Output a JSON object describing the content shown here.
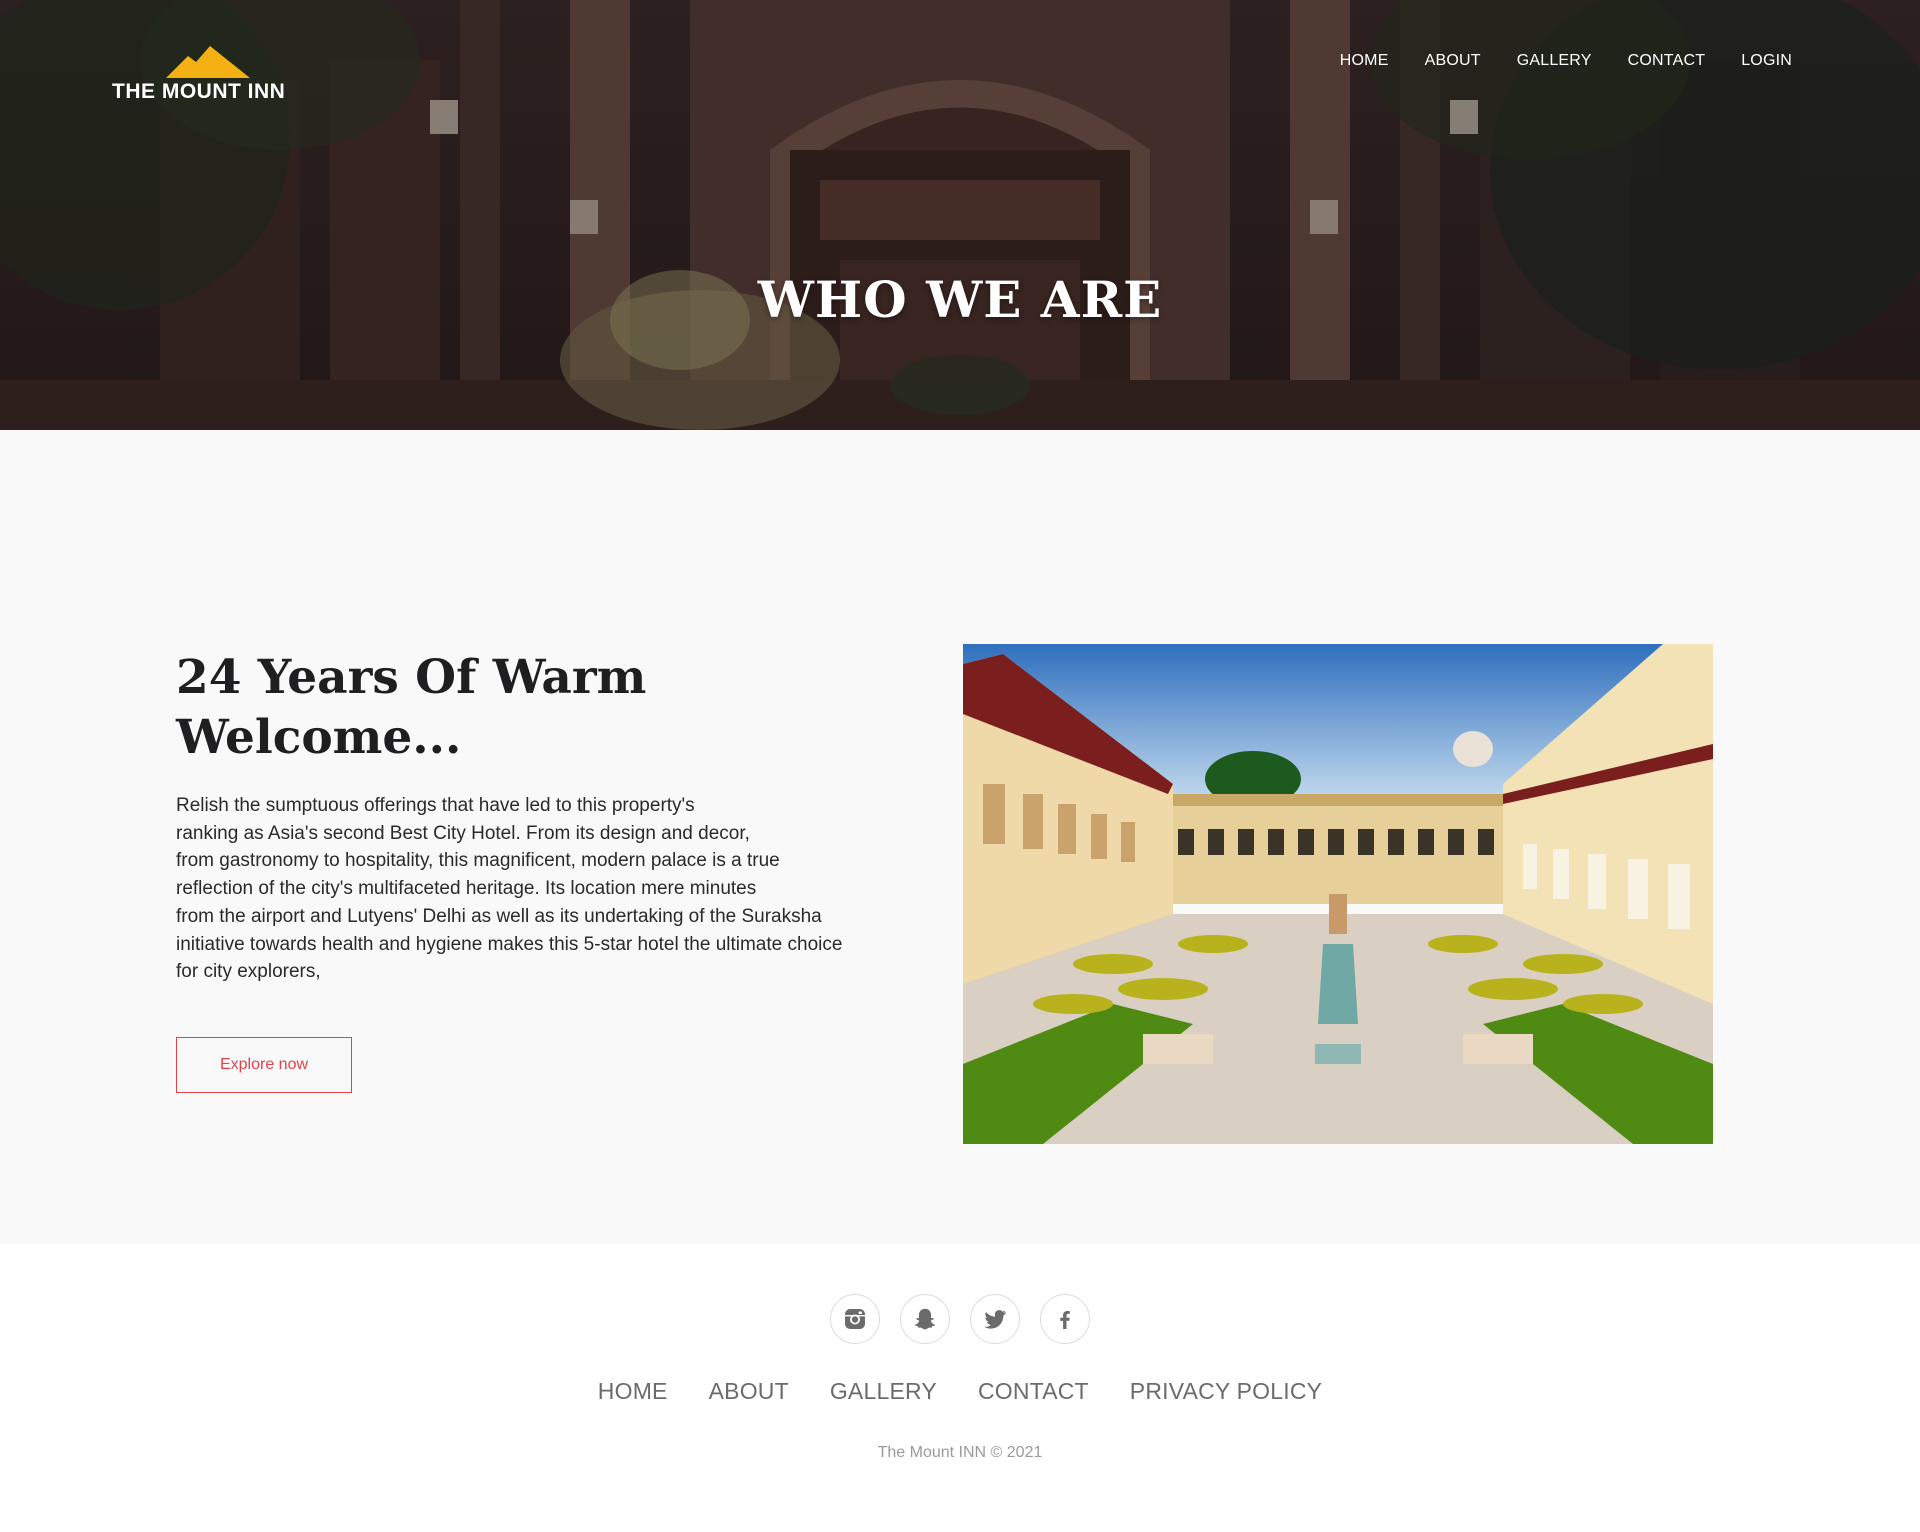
{
  "brand": {
    "name": "THE MOUNT INN",
    "logo_color": "#f5b014"
  },
  "nav": {
    "items": [
      "HOME",
      "ABOUT",
      "GALLERY",
      "CONTACT",
      "LOGIN"
    ]
  },
  "hero": {
    "title": "WHO WE ARE"
  },
  "about": {
    "title_line1": "24 Years Of Warm",
    "title_line2": "Welcome...",
    "lines": [
      "Relish the sumptuous offerings that have led to this property's",
      "ranking as Asia's second Best City Hotel. From its design and decor,",
      "from gastronomy to hospitality, this magnificent, modern palace is a true",
      "reflection of the city's multifaceted heritage. Its location mere minutes",
      "from the airport and Lutyens' Delhi as well as its undertaking of the Suraksha",
      "initiative towards health and hygiene makes this 5-star hotel the ultimate choice",
      "for city explorers,"
    ],
    "button_label": "Explore now",
    "accent_color": "#e0444a"
  },
  "footer": {
    "socials": [
      "instagram-icon",
      "snapchat-icon",
      "twitter-icon",
      "facebook-icon"
    ],
    "nav": [
      "HOME",
      "ABOUT",
      "GALLERY",
      "CONTACT",
      "PRIVACY POLICY"
    ],
    "copyright": "The Mount INN © 2021"
  }
}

▶ Prompt
Show every line from the entries above in which "icon" appears.

▶ Answer in full
      "instagram-icon",
      "snapchat-icon",
      "twitter-icon",
      "facebook-icon"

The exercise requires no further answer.